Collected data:

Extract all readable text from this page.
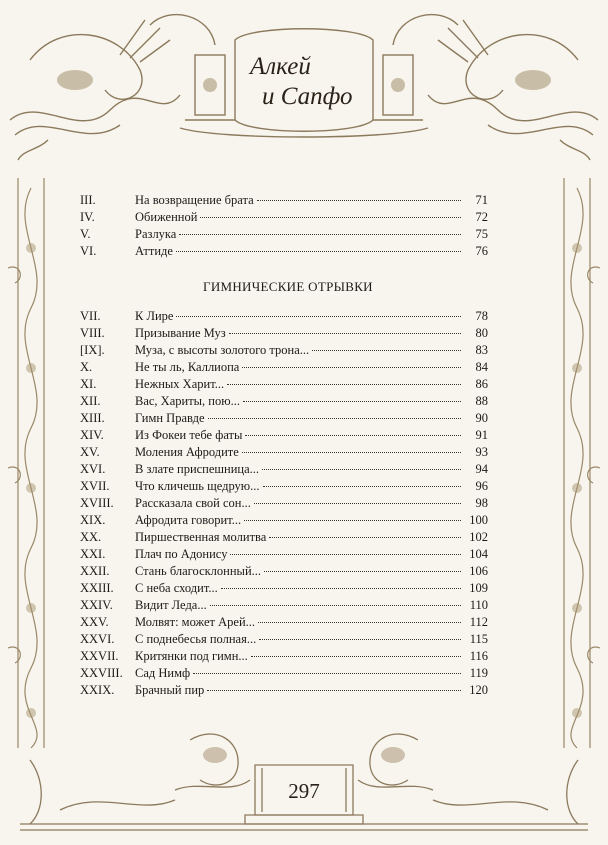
Алкей
и Сапфо
III.	На возвращение брата	71
IV.	Обиженной	72
V.	Разлука	75
VI.	Аттиде	76
ГИМНИЧЕСКИЕ ОТРЫВКИ
VII.	К Лире	78
VIII.	Призывание Муз	80
[IX].	Муза, с высоты золотого трона...	83
X.	Не ты ль, Каллиопа	84
XI.	Нежных Харит...	86
XII.	Вас, Хариты, пою...	88
XIII.	Гимн Правде	90
XIV.	Из Фокеи тебе фаты	91
XV.	Моления Афродите	93
XVI.	В злате приспешница...	94
XVII.	Что кличешь щедрую...	96
XVIII.	Рассказала свой сон...	98
XIX.	Афродита говорит...	100
XX.	Пиршественная молитва	102
XXI.	Плач по Адонису	104
XXII.	Стань благосклонный...	106
XXIII.	С неба сходит...	109
XXIV.	Видит Леда...	110
XXV.	Молвят: может Арей...	112
XXVI.	С поднебесья полная...	115
XXVII.	Критянки под гимн...	116
XXVIII. Сад Нимф	119
XXIX.	Брачный пир	120
297
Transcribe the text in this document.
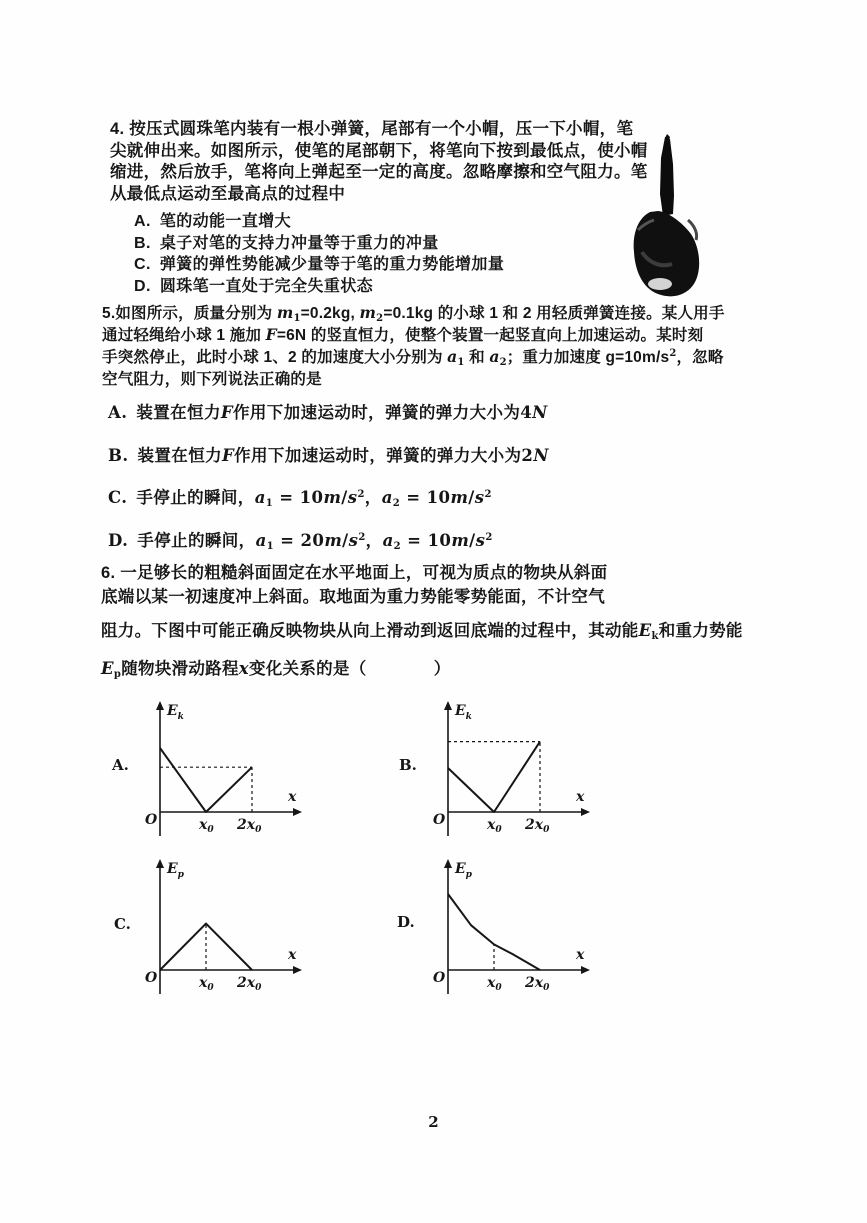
4. 按压式圆珠笔内装有一根小弹簧，尾部有一个小帽，压一下小帽，笔
尖就伸出来。如图所示，使笔的尾部朝下，将笔向下按到最低点，使小帽
缩进，然后放手，笔将向上弹起至一定的高度。忽略摩擦和空气阻力。笔
从最低点运动至最高点的过程中
A. 笔的动能一直增大
B. 桌子对笔的支持力冲量等于重力的冲量
C. 弹簧的弹性势能减少量等于笔的重力势能增加量
D. 圆珠笔一直处于完全失重状态
5.如图所示，质量分别为 $m_1=0.2kg$, $m_2=0.1kg$ 的小球 1 和 2 用轻质弹簧连接。某人用手
通过轻绳给小球 1 施加 F=6N 的竖直恒力，使整个装置一起竖直向上加速运动。某时刻
手突然停止，此时小球 1、2 的加速度大小分别为 $a_1$ 和 $a_2$；重力加速度 $g=10m/s^2$，忽略
空气阻力，则下列说法正确的是
A. 装置在恒力F作用下加速运动时，弹簧的弹力大小为4N
B. 装置在恒力F作用下加速运动时，弹簧的弹力大小为2N
C. 手停止的瞬间，$a_1 = 10m/s^2$，$a_2 = 10m/s^2$
D. 手停止的瞬间，$a_1 = 20m/s^2$，$a_2 = 10m/s^2$
6. 一足够长的粗糙斜面固定在水平地面上，可视为质点的物块从斜面
底端以某一初速度冲上斜面。取地面为重力势能零势能面，不计空气
阻力。下图中可能正确反映物块从向上滑动到返回底端的过程中，其动能$E_k$和重力势能
$E_p$随物块滑动路程x变化关系的是（　　　　）
A.
$E_k$
x
O	$x_0$ $2x_0$
B.
$E_k$
x
O	$x_0$ $2x_0$
C.
$E_p$
x
O	$x_0$ $2x_0$
D.
$E_p$
x
O	$x_0$ $2x_0$
2
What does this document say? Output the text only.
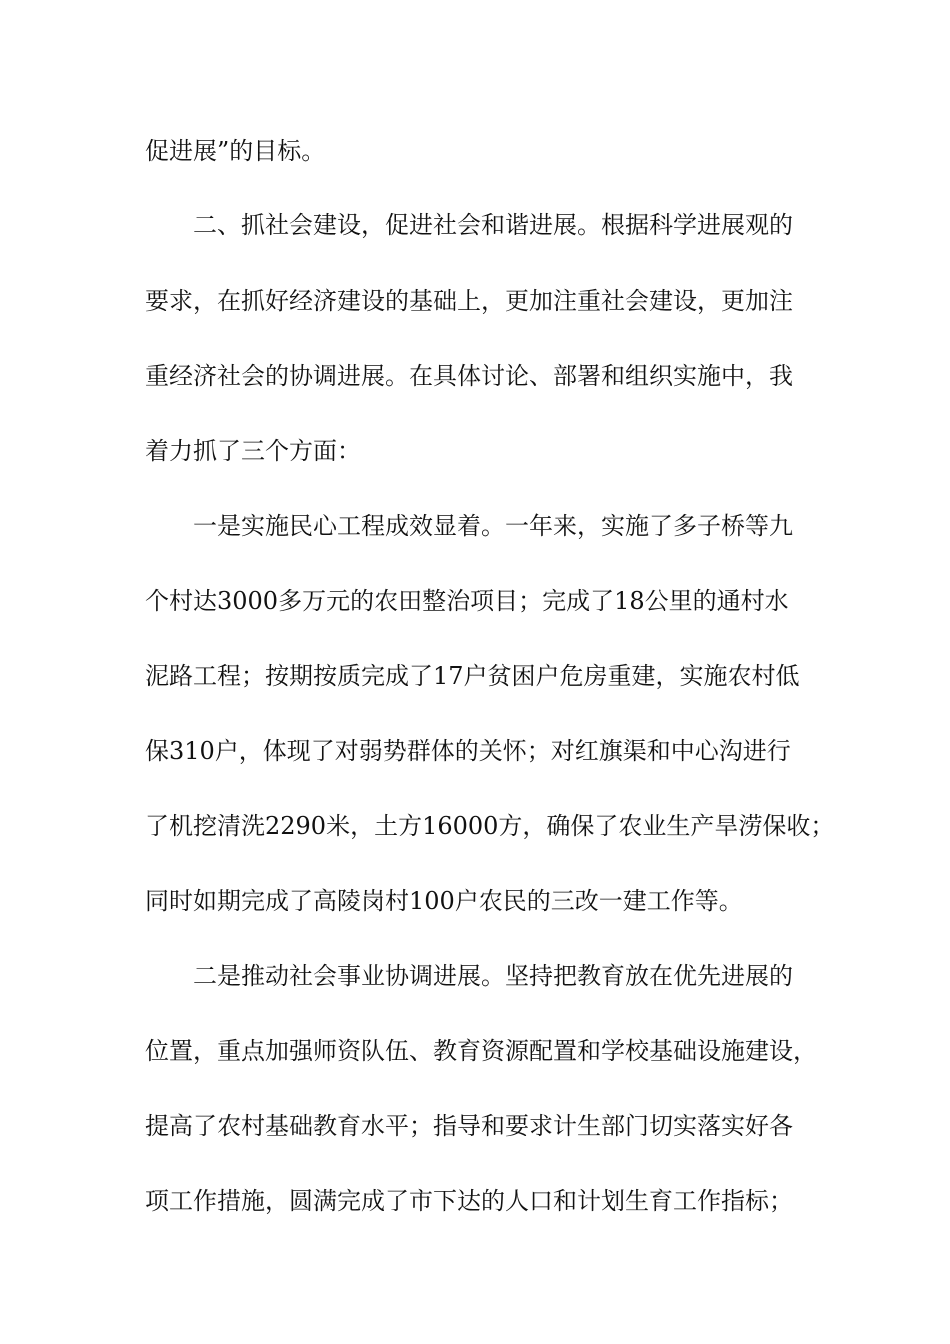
促进展”的目标。
二、抓社会建设，促进社会和谐进展。根据科学进展观的
要求，在抓好经济建设的基础上，更加注重社会建设，更加注
重经济社会的协调进展。在具体讨论、部署和组织实施中，我
着力抓了三个方面：
一是实施民心工程成效显着。一年来，实施了多子桥等九
个村达3000多万元的农田整治项目；完成了18公里的通村水
泥路工程；按期按质完成了17户贫困户危房重建，实施农村低
保310户，体现了对弱势群体的关怀；对红旗渠和中心沟进行
了机挖清洗2290米，土方16000方，确保了农业生产旱涝保收；
同时如期完成了高陵岗村100户农民的三改一建工作等。
二是推动社会事业协调进展。坚持把教育放在优先进展的
位置，重点加强师资队伍、教育资源配置和学校基础设施建设，
提高了农村基础教育水平；指导和要求计生部门切实落实好各
项工作措施，圆满完成了市下达的人口和计划生育工作指标；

SET TASK: Give again, unchanged, only the lines from the line containing "Transcribe the text in this document." to the last line of the records above. Pictures do not belong in the copy.

EXERCISE OUTPUT:
Transcribe the text in this document.
4. 按压式圆珠笔内装有一根小弹簧，尾部有一个小帽，压一下小帽，笔
尖就伸出来。如图所示，使笔的尾部朝下，将笔向下按到最低点，使小帽
缩进，然后放手，笔将向上弹起至一定的高度。忽略摩擦和空气阻力。笔
从最低点运动至最高点的过程中
A. 笔的动能一直增大
B. 桌子对笔的支持力冲量等于重力的冲量
C. 弹簧的弹性势能减少量等于笔的重力势能增加量
D. 圆珠笔一直处于完全失重状态
5.如图所示，质量分别为 $m_1=0.2kg$, $m_2=0.1kg$ 的小球 1 和 2 用轻质弹簧连接。某人用手
通过轻绳给小球 1 施加 F=6N 的竖直恒力，使整个装置一起竖直向上加速运动。某时刻
手突然停止，此时小球 1、2 的加速度大小分别为 $a_1$ 和 $a_2$；重力加速度 $g=10m/s^2$，忽略
空气阻力，则下列说法正确的是
A. 装置在恒力F作用下加速运动时，弹簧的弹力大小为4N
B. 装置在恒力F作用下加速运动时，弹簧的弹力大小为2N
C. 手停止的瞬间，$a_1 = 10m/s^2$，$a_2 = 10m/s^2$
D. 手停止的瞬间，$a_1 = 20m/s^2$，$a_2 = 10m/s^2$
6. 一足够长的粗糙斜面固定在水平地面上，可视为质点的物块从斜面
底端以某一初速度冲上斜面。取地面为重力势能零势能面，不计空气
阻力。下图中可能正确反映物块从向上滑动到返回底端的过程中，其动能$E_k$和重力势能
$E_p$随物块滑动路程x变化关系的是（　　　　）
A.
$E_k$
x
O	$x_0$ $2x_0$
B.
$E_k$
x
O	$x_0$ $2x_0$
C.
$E_p$
x
O	$x_0$ $2x_0$
D.
$E_p$
x
O	$x_0$ $2x_0$
2
What does this document say? Output the text only.
促进展”的目标。
二、抓社会建设，促进社会和谐进展。根据科学进展观的
要求，在抓好经济建设的基础上，更加注重社会建设，更加注
重经济社会的协调进展。在具体讨论、部署和组织实施中，我
着力抓了三个方面：
一是实施民心工程成效显着。一年来，实施了多子桥等九
个村达3000多万元的农田整治项目；完成了18公里的通村水
泥路工程；按期按质完成了17户贫困户危房重建，实施农村低
保310户，体现了对弱势群体的关怀；对红旗渠和中心沟进行
了机挖清洗2290米，土方16000方，确保了农业生产旱涝保收；
同时如期完成了高陵岗村100户农民的三改一建工作等。
二是推动社会事业协调进展。坚持把教育放在优先进展的
位置，重点加强师资队伍、教育资源配置和学校基础设施建设，
提高了农村基础教育水平；指导和要求计生部门切实落实好各
项工作措施，圆满完成了市下达的人口和计划生育工作指标；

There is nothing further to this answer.